TASK REQUIREMENTS:
Wherever the word "ylabel" appears in a line, copy that line.

Start of EXTRACTED DATA

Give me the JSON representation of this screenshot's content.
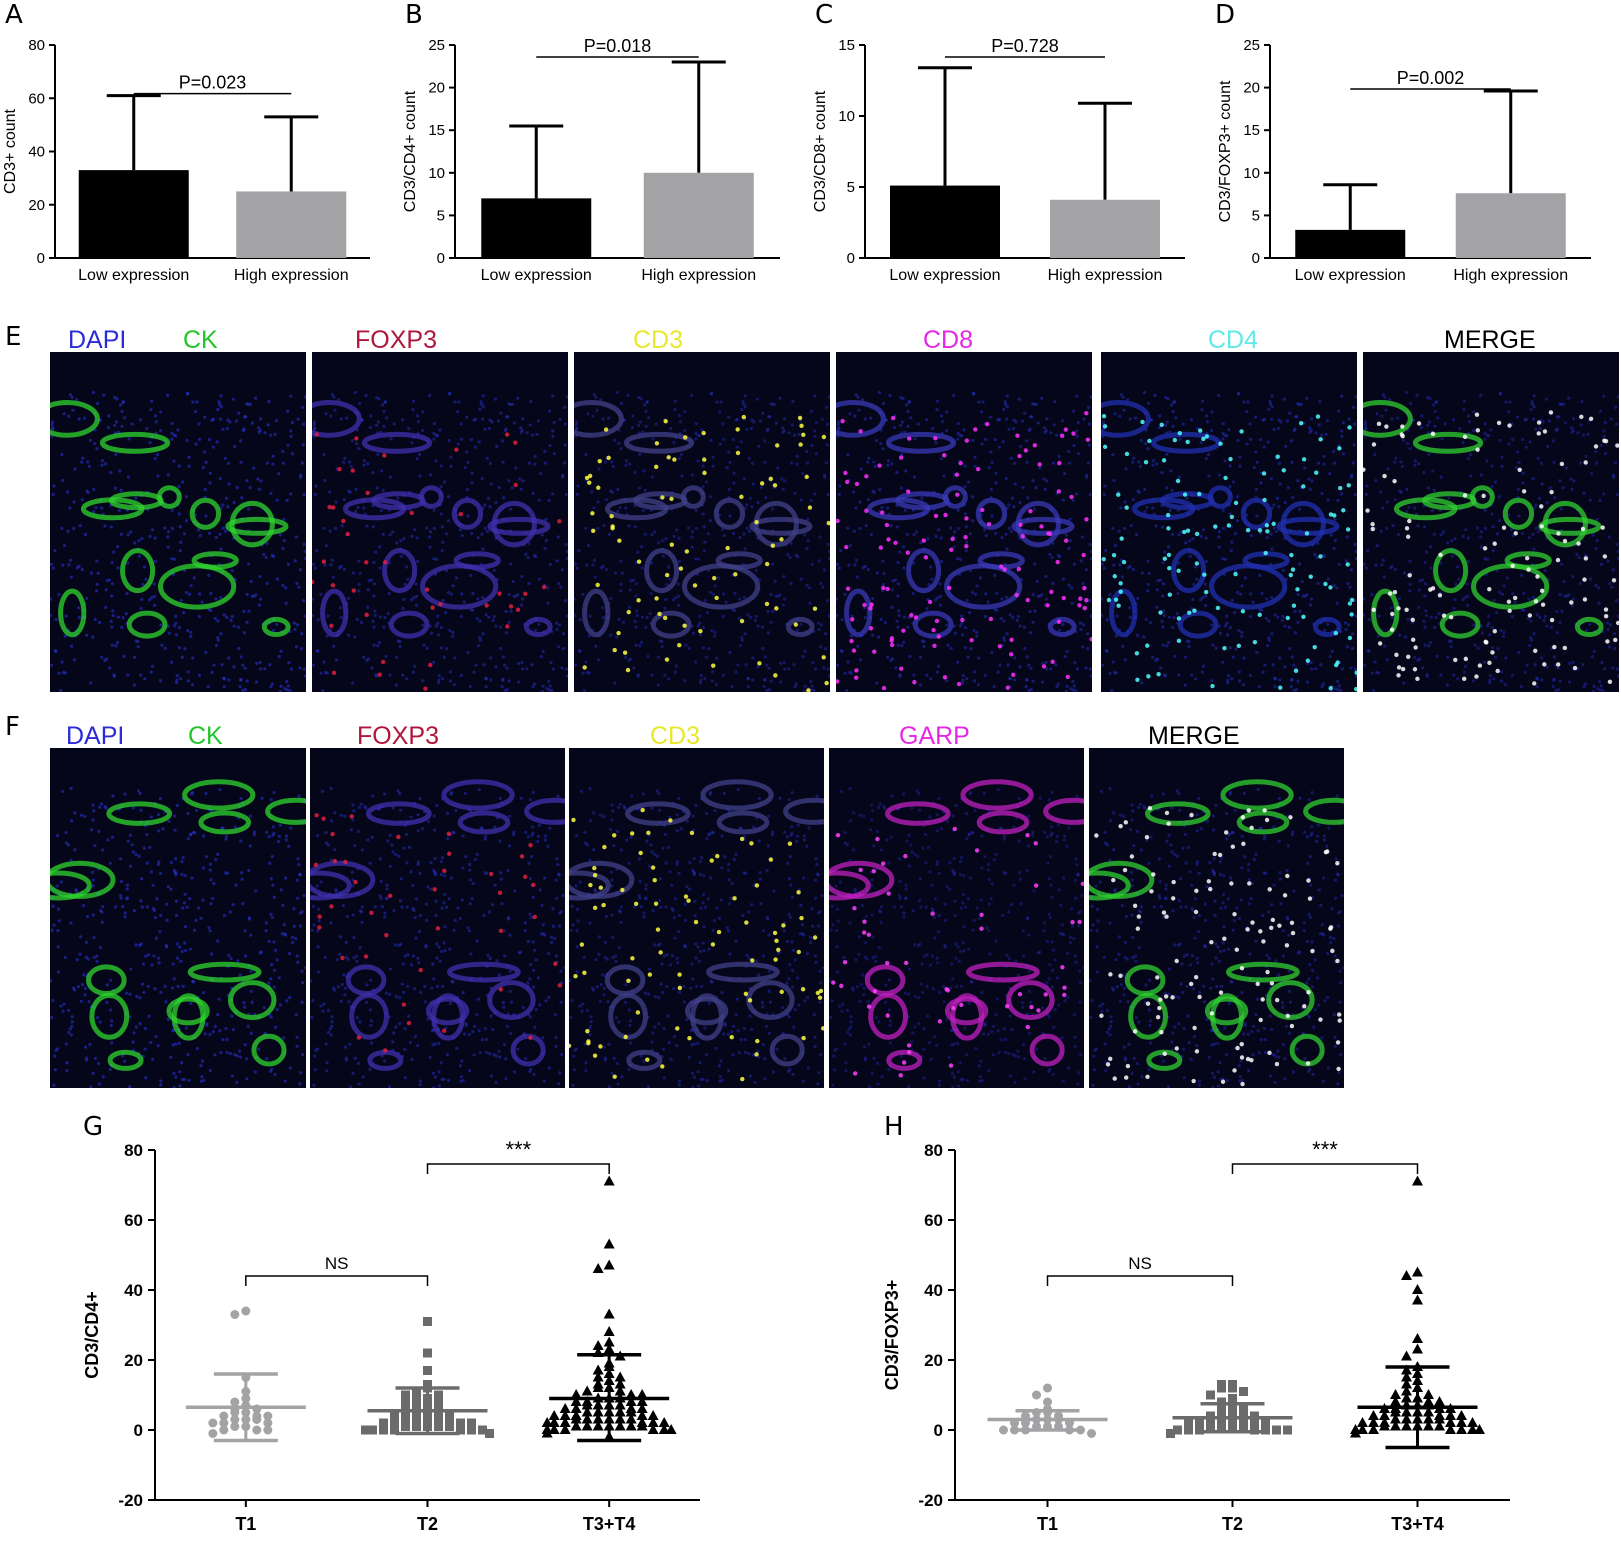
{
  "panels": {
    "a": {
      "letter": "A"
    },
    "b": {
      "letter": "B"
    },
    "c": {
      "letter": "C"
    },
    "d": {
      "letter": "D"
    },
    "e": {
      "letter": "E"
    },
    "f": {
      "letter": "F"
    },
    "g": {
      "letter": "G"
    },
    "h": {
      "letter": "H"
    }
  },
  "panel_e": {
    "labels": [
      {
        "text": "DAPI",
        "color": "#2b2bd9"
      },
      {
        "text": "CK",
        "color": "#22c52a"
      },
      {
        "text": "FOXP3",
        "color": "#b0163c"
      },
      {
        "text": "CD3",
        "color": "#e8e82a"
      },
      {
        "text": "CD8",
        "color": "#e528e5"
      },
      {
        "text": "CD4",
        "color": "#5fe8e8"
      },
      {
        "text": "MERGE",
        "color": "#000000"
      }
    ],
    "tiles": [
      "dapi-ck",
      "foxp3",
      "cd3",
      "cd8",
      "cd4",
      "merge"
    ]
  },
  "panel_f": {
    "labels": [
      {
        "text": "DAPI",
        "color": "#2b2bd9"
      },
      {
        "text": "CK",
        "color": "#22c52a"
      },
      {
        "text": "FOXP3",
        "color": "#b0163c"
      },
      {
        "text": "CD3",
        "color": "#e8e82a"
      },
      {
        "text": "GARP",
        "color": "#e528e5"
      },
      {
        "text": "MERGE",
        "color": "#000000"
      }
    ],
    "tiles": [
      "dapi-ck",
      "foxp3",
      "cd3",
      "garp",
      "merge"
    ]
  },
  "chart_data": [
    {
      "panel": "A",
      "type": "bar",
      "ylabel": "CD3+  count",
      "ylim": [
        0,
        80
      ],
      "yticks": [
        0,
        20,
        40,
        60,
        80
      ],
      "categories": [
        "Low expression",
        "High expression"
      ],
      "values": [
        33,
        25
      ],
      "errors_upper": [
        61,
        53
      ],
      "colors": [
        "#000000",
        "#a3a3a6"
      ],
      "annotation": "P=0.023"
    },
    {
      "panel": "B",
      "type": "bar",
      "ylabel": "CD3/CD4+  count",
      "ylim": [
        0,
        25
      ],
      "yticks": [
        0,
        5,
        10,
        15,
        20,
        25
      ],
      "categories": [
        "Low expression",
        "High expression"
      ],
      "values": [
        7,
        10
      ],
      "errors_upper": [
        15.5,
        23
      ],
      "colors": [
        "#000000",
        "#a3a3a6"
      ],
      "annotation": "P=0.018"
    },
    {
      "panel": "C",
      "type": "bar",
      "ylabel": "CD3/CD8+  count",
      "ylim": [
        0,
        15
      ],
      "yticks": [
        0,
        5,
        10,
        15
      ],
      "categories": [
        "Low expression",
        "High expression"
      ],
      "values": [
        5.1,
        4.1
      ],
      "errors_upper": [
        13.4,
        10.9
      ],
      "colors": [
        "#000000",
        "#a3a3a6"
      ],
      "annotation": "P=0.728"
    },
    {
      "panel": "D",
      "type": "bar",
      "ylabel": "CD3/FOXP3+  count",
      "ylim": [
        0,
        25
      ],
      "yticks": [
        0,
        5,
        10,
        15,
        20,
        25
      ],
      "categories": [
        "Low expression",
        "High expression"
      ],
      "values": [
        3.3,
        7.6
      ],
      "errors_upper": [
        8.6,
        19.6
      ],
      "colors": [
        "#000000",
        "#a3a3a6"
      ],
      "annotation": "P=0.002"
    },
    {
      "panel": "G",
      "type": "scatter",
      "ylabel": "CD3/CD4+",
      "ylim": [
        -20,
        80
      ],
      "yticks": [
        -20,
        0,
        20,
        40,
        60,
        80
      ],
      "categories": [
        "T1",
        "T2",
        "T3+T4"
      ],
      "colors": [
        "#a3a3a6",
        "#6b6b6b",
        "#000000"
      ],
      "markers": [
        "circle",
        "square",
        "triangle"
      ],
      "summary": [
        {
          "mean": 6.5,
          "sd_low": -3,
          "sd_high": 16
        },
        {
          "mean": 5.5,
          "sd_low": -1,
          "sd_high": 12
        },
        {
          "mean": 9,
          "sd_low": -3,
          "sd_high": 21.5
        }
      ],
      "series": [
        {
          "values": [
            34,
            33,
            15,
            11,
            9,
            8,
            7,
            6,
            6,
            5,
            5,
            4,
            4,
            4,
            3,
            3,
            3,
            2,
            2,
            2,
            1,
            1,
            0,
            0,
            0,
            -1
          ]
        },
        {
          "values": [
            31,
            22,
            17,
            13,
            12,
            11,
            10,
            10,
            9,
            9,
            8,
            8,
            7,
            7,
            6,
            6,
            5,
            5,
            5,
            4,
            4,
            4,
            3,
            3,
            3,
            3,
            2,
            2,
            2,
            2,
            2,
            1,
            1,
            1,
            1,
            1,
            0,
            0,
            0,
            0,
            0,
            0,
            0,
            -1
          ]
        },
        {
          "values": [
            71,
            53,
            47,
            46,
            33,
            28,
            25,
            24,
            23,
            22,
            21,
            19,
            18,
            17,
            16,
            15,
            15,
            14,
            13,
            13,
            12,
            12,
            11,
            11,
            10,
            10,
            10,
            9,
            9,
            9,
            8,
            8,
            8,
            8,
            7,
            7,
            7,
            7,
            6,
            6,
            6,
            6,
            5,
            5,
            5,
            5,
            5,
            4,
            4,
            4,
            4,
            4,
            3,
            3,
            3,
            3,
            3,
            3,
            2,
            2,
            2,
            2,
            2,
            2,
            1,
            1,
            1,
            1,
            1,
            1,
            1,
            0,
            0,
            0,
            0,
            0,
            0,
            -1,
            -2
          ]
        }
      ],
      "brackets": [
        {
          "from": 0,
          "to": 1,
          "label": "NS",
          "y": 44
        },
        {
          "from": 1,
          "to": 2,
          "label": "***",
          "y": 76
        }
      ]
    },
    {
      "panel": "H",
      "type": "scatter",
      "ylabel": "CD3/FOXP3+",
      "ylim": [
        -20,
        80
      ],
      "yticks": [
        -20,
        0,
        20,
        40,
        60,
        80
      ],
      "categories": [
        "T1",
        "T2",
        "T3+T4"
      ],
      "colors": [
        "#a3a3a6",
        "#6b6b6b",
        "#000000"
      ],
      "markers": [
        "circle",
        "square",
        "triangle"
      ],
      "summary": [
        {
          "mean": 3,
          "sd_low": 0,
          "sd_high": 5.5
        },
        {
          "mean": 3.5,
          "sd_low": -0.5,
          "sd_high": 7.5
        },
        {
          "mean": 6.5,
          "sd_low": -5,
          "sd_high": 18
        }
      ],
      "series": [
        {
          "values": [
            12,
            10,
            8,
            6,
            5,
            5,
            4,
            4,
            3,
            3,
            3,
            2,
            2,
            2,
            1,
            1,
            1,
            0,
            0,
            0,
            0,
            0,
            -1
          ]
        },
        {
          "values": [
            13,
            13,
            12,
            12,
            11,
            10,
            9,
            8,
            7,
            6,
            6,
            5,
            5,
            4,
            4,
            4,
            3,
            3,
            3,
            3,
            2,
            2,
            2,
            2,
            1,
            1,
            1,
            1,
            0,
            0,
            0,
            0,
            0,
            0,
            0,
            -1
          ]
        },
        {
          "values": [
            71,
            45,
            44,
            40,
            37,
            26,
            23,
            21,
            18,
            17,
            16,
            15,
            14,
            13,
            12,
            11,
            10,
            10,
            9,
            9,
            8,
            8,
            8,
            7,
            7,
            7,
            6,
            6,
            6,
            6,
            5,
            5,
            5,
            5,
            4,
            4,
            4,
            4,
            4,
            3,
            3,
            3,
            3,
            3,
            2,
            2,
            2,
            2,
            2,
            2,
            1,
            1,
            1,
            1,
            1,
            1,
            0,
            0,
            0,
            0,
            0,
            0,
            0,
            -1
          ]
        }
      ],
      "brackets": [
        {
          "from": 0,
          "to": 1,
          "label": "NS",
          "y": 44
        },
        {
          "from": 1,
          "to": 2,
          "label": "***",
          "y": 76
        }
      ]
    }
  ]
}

End of EXTRACTED DATA

FULL SOLUTION:
      "ylabel": "CD3+  count",
      "ylabel": "CD3/CD4+  count",
      "ylabel": "CD3/CD8+  count",
      "ylabel": "CD3/FOXP3+  count",
      "ylabel": "CD3/CD4+",
      "ylabel": "CD3/FOXP3+",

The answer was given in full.